Direction:
Search the records for "JSON" and copy each line that holds it.

Records:
⁂
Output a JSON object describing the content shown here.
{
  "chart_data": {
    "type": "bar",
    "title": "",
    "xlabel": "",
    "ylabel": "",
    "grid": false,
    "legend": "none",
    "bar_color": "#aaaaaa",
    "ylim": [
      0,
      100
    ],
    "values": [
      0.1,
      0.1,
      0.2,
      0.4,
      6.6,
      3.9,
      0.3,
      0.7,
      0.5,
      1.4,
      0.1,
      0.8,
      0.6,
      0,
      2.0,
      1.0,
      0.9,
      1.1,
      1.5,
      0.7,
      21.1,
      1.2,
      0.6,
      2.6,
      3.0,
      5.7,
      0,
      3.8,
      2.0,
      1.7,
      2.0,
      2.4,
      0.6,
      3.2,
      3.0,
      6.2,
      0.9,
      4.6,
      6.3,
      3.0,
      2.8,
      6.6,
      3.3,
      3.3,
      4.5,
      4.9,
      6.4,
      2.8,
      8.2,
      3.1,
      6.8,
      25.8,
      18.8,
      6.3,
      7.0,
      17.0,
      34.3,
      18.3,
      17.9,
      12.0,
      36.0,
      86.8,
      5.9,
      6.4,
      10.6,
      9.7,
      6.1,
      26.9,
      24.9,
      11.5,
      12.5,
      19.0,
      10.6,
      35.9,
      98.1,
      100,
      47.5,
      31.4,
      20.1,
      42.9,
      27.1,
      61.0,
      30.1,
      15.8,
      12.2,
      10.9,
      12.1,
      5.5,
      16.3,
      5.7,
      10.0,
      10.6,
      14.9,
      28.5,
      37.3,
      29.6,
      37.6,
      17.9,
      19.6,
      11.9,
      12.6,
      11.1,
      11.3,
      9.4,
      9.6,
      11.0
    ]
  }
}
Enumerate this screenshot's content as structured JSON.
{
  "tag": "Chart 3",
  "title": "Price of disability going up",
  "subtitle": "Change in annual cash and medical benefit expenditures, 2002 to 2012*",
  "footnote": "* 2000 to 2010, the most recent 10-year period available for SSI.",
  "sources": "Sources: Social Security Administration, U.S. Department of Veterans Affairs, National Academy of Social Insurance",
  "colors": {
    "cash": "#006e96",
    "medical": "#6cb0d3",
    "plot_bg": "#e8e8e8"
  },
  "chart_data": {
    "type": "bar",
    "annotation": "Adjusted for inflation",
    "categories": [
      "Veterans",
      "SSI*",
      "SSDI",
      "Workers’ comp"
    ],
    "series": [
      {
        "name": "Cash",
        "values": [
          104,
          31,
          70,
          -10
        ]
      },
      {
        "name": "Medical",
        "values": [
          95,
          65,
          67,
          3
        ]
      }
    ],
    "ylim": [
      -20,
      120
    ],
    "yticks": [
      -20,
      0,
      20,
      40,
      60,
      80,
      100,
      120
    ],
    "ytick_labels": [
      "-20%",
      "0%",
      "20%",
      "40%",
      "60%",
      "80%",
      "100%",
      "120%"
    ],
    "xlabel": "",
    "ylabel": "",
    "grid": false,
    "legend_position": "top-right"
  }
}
⁂
Result for this task:
Output a JSON object describing the content shown here.
Enumerate this screenshot's content as structured JSON.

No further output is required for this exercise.